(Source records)

----------------------------------------

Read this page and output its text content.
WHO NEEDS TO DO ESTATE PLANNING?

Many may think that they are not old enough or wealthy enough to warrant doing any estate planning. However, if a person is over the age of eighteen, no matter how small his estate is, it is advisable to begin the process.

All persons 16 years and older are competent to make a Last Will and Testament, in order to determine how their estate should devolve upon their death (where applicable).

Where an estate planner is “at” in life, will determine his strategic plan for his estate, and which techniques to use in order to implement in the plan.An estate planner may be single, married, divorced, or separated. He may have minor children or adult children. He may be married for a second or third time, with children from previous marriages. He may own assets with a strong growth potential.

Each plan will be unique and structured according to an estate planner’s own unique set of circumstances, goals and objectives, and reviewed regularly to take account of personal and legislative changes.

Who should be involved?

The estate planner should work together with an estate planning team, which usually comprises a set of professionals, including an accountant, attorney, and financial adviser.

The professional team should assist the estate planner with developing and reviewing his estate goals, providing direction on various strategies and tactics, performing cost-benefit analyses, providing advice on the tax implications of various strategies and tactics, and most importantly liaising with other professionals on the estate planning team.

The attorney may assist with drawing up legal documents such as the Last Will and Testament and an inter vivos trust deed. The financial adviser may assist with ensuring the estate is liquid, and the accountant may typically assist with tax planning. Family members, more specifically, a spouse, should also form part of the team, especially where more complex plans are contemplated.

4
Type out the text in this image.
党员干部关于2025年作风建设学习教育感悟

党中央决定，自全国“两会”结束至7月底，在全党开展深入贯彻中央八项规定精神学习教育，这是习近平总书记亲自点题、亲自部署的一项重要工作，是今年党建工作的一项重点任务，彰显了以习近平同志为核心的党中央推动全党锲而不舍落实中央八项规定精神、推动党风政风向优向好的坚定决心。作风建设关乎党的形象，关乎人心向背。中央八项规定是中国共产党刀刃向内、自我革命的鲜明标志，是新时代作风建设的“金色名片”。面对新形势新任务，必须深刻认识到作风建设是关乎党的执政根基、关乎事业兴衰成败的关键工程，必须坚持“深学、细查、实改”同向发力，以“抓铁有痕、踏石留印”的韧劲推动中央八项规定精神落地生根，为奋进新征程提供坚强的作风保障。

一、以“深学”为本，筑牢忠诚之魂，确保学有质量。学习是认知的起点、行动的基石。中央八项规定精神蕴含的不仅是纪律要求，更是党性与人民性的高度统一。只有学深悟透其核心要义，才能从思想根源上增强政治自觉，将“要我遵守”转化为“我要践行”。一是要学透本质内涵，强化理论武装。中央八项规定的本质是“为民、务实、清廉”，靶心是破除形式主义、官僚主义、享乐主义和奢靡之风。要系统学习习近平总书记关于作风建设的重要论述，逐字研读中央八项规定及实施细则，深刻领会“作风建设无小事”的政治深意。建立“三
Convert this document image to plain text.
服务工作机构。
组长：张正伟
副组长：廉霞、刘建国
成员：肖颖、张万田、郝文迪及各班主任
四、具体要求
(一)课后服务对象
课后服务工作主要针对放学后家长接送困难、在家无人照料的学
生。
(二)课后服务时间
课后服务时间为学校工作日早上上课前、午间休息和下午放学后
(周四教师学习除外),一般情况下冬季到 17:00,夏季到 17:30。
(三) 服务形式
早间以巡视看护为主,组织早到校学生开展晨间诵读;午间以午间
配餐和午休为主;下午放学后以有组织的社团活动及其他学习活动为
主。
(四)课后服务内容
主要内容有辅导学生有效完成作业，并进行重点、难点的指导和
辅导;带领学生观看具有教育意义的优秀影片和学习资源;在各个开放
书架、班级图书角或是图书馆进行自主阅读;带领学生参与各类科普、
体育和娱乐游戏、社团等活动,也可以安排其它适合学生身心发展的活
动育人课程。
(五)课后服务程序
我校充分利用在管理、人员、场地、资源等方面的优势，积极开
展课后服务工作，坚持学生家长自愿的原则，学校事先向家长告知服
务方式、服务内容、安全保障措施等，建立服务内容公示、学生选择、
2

----------------------------------------

TO BE DONE >> Count how many lines in the data contain the word "image", giving the number without comment.

SOLVED PROBLEM >> 2